▶ **VORLIEGENDER AUSZUG**:
══════

# Verschickt Amazon Retouren als Neuware?



## falko76 (12. November 2016)

Habe diese Woche zweimal eine G403 Prodigy Maus bei Amazon bestellt. 

Beide Male kam die Verpackung mit doppelter Verklebung, d.h. der erste Aufkleber war bereits durchtrennt und ein zweiter oben drüber geklebt. Siehe Bild.

Bei beiden Exemplaren war das Mausrad defekt. Schon komisch.

Habe dieses Jahr schonmal die Erfahrung gemacht, dass Amazon bereits geöffnete und benutzte Ware an mich verschickt hat (als Neuware). Das war eine Microsoft Tastaturen Kombo.

Habt ihr das auch schon erlebt, oder sind das Einzelfälle?


----------



## azzih (12. November 2016)

Da ich selbst einige Erfahrungen in der Branche habe kann ich dir sagen dass das wohl jeder Händler mehr oder weniger exzessiv macht.  Ist reine Mathematik: Die Margen bei Elektronik sind derartig mies das man pleite gehen würde wenn man alles was innerhalb der 14 tägigen Rückgabefrist zurückbekommt als B-Waren vermüllen würde. Diese "ich bestell mal 3 Sachen, mach alles auf und schick den Rest zurück"-Mentalität kostet die Händler dann noch das wenige an Margen das sie erwirtschaften.

Allerdings sollte keine Defektware verschickt werden, das versteht sich wohl von selbst.


----------



## Brexzidian7794 (12. November 2016)

Retouren?Könnte sein,aber das ist wieder spekulation von mir.
Aber Amazon hat doch seit kurzem das neu eingeführt mit General überholte Elektronik bei Amazon.

══════

▶ **BEREITGESTELLTE DATEN**:
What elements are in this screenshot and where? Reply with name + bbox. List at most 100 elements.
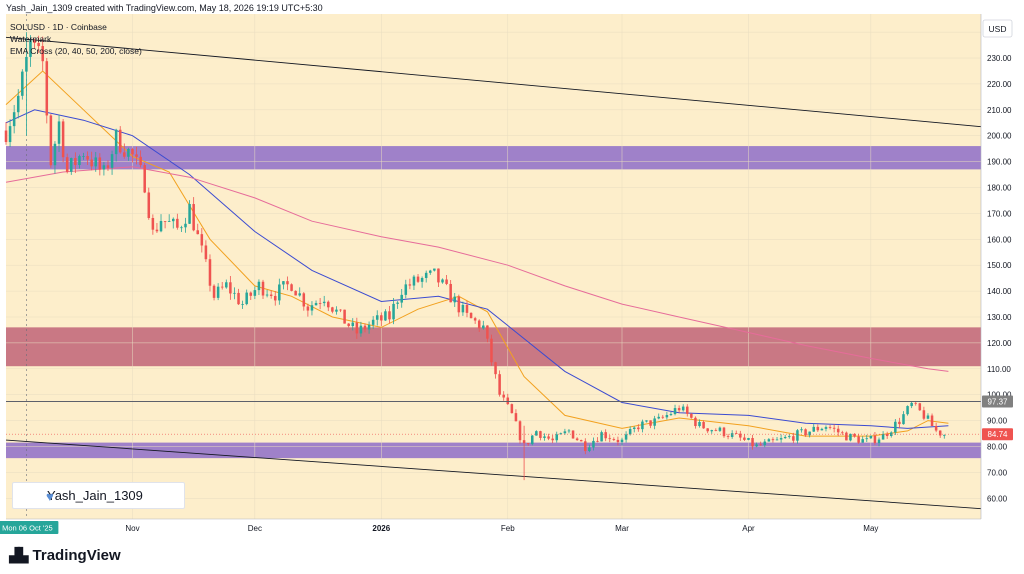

══════

▶ **ZU ERLEDIGEN**:
1. Fassen Sie den Forenthread über Amazon-Retouren in zwei Sätzen zusammen.
2. Schreiben Sie im Forenthread über Amazon-Retouren alles von "Allerdings sollte keine" bis hinunter zu "Elektronik bei Amazon." neu und setzen Sie dabei "beschädigte Ware" an die Stelle von "Defektware".
3. Übersetzen Sie diesen Satz aus dem Forenthread über Amazon-Retouren ins Englische: "Habe dieses Jahr schonmal die Erfahrung gemacht, dass Amazon bereits geöffnete und benutzte Ware an mich verschickt hat (als Neuware)."

▶ **ERGEBNISSE**:
1. Ein Nutzer berichtet, dass er zweimal eine bei Amazon bestellte G403-Prodigy-Maus in doppelt verklebter Verpackung und mit defektem Mausrad erhalten hat, und fragt, ob andere ebenfalls geöffnete oder benutzte Ware als Neuware bekommen haben. Ein Antwortender mit Branchenerfahrung erklärt, dass Händler wegen der geringen Margen bei Elektronik zurückgeschickte Ware weiterverkaufen, defekte Ware aber nicht verschickt werden sollte, während ein weiterer Teilnehmer Retouren nur vermutet und darauf hinweist, dass Amazon seit Kurzem überholte Elektronik anbietet.

2.
Allerdings sollte keine beschädigte Ware verschickt werden, das versteht sich wohl von selbst.


----------



## Brexzidian7794 (12. November 2016)

Retouren?Könnte sein,aber das ist wieder spekulation von mir.
Aber Amazon hat doch seit kurzem das neu eingeführt mit General überholte Elektronik bei Amazon.

3. I already had the experience this year of Amazon sending me goods that had already been opened and used (as new goods).